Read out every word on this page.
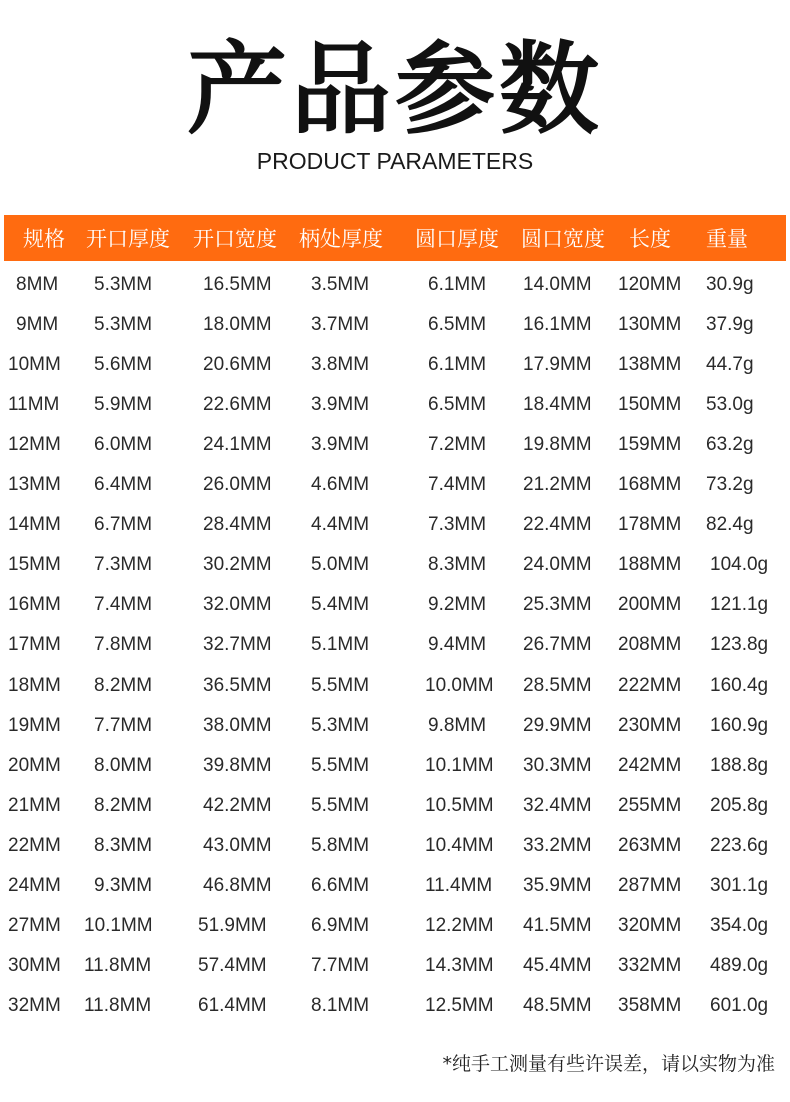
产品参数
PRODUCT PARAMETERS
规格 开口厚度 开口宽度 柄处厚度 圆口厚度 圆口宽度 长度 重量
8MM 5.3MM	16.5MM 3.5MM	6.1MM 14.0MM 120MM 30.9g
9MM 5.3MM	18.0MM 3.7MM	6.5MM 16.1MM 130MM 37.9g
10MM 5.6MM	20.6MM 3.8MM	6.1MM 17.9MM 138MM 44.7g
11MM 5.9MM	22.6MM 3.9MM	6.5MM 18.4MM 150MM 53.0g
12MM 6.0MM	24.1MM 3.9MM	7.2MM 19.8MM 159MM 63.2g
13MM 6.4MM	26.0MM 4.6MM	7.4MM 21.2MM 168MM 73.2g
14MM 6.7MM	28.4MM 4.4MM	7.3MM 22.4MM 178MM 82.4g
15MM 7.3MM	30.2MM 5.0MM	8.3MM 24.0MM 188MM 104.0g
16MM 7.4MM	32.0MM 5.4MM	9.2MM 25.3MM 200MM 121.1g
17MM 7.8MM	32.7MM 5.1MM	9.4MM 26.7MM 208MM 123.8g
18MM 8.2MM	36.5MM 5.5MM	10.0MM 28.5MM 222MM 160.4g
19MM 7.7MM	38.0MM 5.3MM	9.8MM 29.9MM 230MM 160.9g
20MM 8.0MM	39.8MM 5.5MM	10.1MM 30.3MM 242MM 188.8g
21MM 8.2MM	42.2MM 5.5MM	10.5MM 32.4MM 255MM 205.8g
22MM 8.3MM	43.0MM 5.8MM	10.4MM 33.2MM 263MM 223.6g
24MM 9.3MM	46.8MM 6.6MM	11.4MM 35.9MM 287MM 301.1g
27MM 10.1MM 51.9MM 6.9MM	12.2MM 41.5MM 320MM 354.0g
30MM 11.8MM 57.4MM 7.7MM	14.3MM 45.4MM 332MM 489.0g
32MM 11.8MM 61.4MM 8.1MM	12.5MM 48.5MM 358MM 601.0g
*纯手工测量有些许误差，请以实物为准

- - - - -

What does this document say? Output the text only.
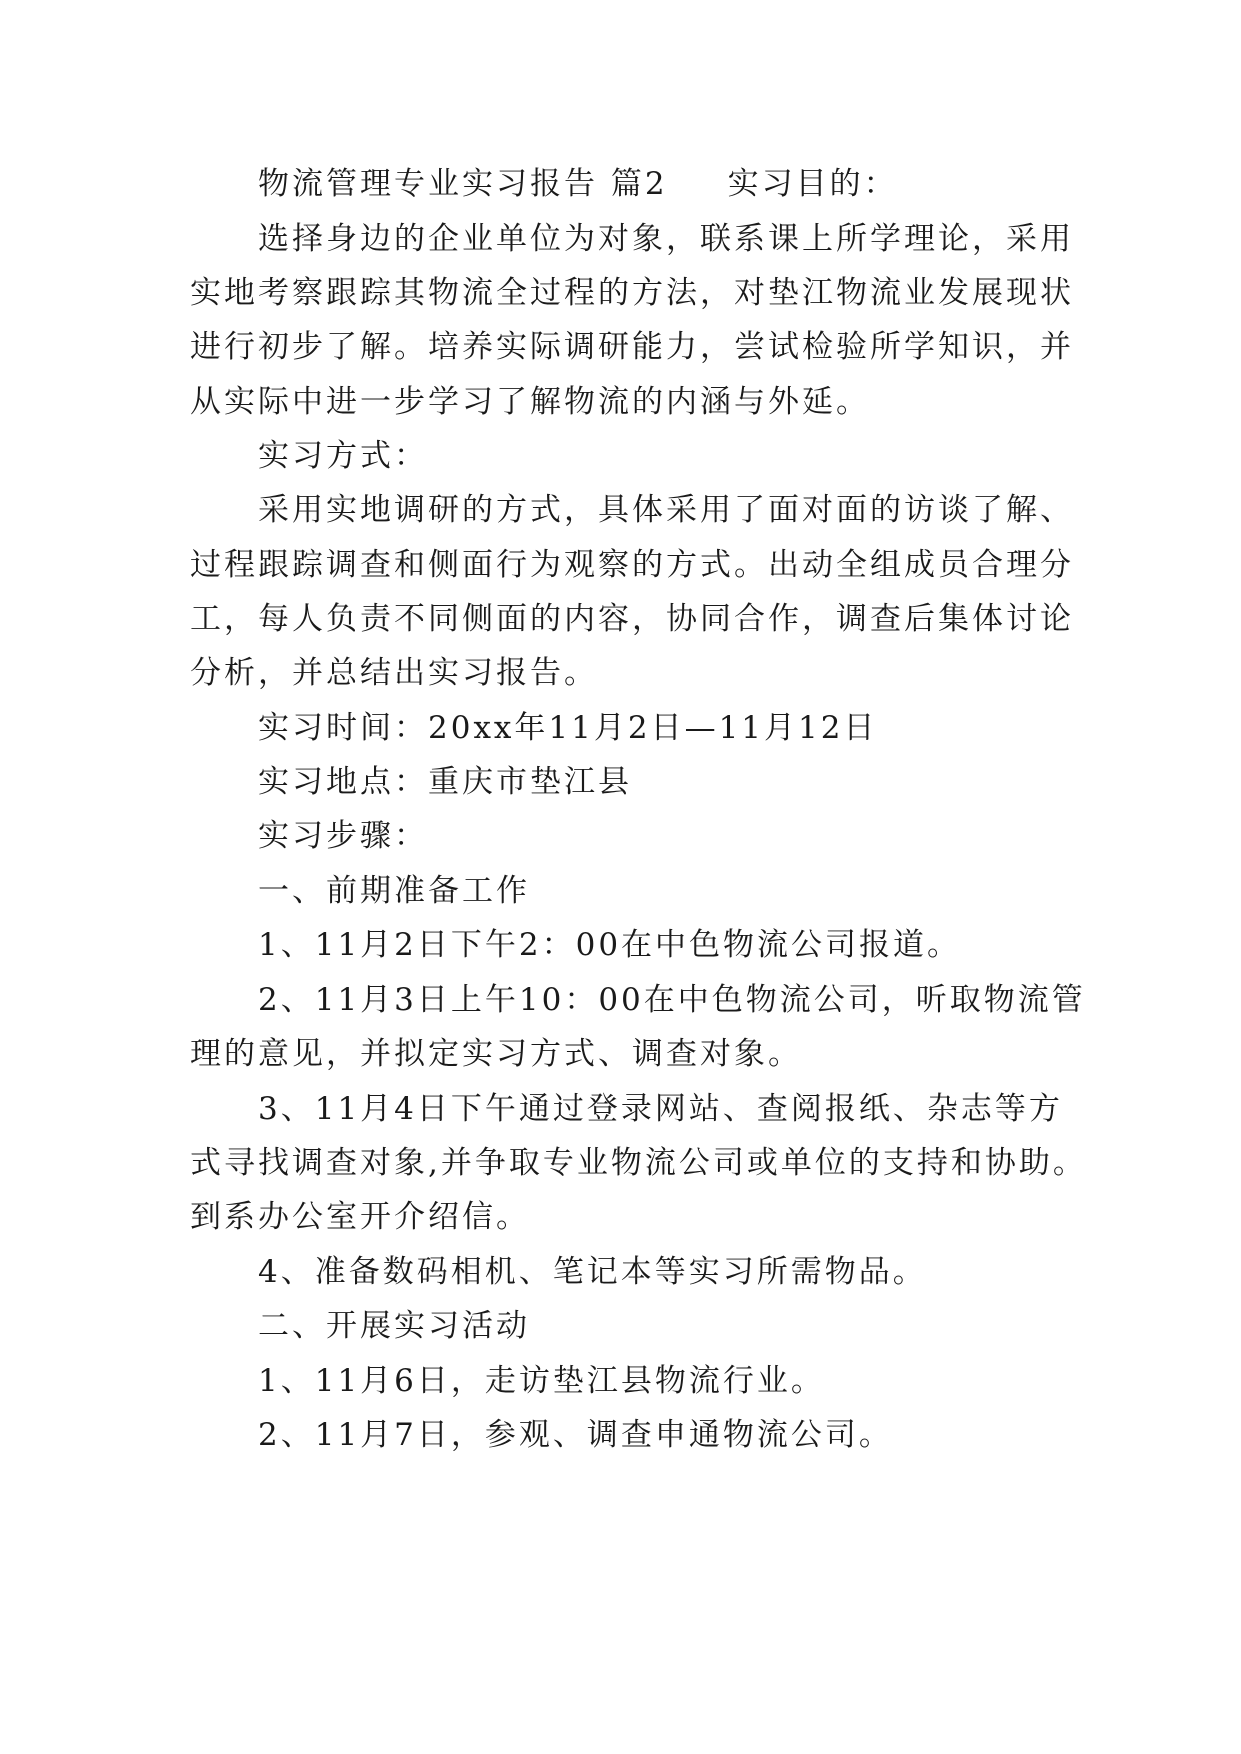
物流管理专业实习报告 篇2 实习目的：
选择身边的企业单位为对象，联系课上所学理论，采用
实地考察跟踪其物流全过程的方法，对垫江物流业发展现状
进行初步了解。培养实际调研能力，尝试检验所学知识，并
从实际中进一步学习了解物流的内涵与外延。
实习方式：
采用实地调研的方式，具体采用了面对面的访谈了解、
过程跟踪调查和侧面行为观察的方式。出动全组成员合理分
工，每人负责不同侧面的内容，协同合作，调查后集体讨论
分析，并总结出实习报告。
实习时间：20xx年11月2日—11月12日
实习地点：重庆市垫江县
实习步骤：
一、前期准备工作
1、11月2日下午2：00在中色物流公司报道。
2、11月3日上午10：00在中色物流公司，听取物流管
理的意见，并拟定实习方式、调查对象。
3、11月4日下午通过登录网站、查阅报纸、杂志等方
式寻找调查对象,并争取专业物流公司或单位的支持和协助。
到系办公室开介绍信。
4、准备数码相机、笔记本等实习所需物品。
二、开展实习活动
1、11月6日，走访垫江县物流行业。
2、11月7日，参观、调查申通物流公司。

- - - - -

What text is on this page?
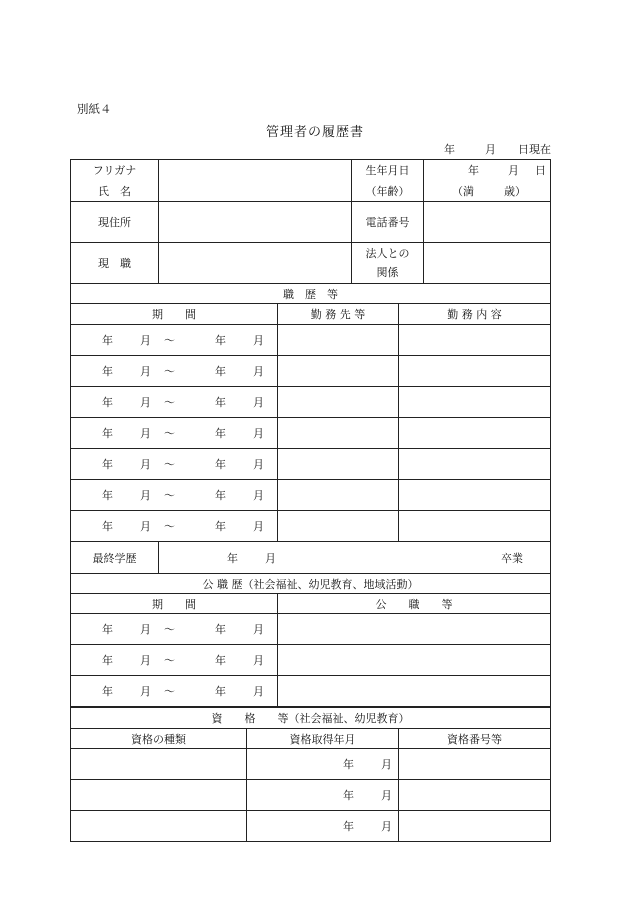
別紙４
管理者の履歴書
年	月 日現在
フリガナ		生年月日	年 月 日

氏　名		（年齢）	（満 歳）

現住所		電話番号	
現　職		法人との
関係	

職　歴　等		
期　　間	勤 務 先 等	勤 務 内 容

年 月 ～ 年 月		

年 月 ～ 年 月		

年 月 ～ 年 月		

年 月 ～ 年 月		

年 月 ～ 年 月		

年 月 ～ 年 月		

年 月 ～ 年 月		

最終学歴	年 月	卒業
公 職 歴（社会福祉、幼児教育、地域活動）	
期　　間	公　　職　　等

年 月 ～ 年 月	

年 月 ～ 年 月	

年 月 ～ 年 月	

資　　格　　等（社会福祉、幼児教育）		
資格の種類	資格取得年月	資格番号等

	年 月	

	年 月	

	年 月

- - - - -

**Set exercise:**
Every line that holds the word "page" should be extracted.

**Task answer:**
Read out every word on this page.
What text is on this page?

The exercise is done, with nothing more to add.